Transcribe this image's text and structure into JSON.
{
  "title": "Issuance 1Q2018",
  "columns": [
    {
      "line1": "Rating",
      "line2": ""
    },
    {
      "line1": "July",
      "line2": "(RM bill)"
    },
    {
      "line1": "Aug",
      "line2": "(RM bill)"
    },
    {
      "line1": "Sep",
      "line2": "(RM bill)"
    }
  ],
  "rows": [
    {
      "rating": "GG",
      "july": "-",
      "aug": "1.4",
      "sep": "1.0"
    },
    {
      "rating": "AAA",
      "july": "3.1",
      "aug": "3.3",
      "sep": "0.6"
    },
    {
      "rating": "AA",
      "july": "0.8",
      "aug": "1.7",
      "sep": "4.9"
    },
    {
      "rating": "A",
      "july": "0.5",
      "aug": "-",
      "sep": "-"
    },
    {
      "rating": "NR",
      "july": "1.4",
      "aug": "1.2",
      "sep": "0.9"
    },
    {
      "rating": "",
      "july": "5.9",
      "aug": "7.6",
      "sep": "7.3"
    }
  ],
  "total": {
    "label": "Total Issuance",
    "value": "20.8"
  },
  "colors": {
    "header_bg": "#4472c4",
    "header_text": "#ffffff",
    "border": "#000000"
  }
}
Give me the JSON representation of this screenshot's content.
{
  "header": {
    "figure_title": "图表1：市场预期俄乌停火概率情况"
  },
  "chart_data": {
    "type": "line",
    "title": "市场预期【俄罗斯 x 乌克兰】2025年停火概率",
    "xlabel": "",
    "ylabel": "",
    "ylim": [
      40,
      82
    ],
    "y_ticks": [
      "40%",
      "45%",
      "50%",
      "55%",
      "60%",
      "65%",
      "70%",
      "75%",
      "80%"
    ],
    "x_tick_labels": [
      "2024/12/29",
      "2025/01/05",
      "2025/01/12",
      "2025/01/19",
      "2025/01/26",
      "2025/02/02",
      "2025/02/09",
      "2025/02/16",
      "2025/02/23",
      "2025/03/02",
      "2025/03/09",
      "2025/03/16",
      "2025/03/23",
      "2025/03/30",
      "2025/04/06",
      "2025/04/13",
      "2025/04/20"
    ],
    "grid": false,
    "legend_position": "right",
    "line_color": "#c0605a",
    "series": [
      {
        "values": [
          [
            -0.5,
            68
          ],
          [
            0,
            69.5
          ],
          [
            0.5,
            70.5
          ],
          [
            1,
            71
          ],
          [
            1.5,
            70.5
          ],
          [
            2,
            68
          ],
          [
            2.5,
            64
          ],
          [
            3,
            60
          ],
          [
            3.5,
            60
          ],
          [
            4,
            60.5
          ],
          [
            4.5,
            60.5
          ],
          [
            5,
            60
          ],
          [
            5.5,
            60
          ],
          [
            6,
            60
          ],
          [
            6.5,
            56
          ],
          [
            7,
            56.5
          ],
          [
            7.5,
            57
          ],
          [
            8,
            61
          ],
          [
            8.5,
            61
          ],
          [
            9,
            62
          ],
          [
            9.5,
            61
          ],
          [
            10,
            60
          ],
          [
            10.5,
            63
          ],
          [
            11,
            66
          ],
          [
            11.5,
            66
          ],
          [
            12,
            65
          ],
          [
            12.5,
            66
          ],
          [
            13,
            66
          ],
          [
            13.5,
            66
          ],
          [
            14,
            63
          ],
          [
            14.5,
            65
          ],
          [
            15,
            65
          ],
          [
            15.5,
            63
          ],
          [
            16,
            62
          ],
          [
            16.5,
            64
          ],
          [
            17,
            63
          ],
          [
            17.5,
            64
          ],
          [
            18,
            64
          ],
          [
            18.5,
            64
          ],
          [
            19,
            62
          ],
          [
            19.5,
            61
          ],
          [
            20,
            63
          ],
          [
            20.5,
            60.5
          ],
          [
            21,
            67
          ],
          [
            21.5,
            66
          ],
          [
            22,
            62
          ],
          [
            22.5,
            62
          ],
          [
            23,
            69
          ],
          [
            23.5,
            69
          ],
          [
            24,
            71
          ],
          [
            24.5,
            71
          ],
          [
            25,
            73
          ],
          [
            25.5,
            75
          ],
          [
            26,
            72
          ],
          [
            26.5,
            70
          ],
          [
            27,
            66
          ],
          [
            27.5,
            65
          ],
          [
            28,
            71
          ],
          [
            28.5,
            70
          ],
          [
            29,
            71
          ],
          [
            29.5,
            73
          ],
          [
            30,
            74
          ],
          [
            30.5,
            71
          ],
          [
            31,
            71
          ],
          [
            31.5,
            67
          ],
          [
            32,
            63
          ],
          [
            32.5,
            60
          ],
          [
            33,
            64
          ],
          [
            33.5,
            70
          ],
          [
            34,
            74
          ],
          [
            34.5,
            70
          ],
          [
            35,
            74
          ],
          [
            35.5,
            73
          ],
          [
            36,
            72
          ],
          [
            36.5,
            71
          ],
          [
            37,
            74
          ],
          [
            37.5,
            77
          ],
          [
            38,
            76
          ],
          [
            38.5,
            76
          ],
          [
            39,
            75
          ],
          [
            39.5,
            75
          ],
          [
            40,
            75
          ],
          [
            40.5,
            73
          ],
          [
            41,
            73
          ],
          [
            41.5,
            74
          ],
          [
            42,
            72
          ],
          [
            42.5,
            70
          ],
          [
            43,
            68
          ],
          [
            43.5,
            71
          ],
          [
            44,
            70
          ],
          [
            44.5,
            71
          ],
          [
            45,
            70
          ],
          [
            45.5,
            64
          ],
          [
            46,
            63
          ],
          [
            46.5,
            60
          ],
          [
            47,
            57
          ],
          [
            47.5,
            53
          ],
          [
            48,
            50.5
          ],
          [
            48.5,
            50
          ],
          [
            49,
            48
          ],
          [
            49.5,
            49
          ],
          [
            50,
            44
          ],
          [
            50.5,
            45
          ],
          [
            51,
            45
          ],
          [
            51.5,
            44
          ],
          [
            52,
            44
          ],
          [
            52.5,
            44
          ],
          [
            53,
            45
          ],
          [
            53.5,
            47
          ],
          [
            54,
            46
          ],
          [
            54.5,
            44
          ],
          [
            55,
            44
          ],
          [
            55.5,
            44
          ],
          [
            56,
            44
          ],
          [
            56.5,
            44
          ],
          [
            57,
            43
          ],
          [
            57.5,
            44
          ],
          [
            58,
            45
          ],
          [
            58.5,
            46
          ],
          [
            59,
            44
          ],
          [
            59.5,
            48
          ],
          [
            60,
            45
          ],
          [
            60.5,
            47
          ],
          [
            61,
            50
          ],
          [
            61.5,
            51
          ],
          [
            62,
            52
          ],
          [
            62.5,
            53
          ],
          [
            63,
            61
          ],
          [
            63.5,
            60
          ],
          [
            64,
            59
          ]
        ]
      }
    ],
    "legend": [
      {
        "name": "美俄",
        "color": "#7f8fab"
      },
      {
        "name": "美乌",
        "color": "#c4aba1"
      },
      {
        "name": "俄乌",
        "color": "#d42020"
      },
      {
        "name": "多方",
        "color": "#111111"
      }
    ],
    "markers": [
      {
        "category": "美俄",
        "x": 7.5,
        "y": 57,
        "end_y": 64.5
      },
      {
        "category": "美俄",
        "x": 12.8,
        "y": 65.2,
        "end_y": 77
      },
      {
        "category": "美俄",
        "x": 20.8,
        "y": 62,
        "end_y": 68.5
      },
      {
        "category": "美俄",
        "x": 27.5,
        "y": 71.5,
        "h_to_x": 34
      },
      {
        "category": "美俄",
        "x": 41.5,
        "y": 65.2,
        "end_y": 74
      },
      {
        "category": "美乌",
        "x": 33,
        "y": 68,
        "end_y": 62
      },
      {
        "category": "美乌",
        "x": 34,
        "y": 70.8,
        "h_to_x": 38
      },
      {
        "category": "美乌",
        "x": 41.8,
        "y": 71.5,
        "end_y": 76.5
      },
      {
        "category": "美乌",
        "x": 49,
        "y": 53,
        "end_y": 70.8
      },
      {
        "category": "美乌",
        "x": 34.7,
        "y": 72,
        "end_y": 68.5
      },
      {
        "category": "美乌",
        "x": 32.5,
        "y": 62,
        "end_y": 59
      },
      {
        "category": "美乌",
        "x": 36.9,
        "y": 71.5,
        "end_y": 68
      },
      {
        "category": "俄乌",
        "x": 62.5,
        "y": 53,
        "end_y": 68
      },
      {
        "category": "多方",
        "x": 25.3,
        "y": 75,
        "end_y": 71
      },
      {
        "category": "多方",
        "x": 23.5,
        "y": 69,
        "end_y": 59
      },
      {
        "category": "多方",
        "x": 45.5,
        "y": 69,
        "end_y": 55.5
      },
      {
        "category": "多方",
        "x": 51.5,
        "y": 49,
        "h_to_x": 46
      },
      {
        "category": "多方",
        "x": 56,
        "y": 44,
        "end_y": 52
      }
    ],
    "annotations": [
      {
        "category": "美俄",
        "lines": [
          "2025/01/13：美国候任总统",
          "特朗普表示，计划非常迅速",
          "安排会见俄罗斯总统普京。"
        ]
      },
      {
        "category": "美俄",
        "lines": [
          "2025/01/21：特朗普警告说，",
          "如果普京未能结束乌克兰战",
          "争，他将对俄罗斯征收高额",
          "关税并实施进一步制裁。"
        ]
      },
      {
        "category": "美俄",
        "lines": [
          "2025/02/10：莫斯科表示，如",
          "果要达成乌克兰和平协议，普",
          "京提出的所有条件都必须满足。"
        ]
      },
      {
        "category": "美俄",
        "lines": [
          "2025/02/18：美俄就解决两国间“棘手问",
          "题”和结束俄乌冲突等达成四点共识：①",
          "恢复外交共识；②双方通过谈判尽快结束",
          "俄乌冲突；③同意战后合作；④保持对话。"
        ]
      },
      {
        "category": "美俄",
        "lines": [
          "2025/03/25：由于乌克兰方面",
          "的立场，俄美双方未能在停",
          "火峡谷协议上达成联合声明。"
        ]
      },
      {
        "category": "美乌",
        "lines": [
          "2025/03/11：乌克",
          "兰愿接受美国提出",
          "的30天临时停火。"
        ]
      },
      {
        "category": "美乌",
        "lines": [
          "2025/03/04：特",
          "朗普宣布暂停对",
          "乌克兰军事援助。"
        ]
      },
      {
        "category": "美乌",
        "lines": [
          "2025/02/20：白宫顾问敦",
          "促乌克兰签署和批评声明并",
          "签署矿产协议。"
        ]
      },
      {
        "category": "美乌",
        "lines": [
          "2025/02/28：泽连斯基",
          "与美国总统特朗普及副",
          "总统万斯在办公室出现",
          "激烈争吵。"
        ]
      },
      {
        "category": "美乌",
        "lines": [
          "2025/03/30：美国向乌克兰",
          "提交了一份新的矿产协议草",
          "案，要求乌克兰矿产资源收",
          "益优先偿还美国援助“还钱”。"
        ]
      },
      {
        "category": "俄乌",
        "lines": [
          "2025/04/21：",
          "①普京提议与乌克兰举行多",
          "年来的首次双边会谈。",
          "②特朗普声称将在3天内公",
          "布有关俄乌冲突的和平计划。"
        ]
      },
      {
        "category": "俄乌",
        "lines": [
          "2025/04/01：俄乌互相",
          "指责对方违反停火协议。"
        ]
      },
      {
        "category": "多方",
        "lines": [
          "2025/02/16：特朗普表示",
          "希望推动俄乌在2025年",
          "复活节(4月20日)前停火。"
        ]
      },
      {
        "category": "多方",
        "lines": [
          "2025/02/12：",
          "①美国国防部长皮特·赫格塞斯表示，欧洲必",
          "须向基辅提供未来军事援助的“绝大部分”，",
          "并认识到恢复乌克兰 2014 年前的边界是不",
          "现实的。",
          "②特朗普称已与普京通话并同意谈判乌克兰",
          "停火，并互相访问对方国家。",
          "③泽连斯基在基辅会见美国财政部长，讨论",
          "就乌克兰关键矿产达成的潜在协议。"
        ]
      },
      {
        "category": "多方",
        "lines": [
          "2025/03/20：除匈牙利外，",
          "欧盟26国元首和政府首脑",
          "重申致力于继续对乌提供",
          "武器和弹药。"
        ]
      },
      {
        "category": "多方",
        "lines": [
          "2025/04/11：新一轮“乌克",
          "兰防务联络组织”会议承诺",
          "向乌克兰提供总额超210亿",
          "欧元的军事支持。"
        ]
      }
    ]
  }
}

◆ PROBLEM REQUIREMENTS ◆
Extract, from the listing above, every line where the string "JSON" occurs.

◆ CORRECT OUTPUT ◆
Transcribe this image's text and structure into JSON.
Give me the JSON representation of this screenshot's content.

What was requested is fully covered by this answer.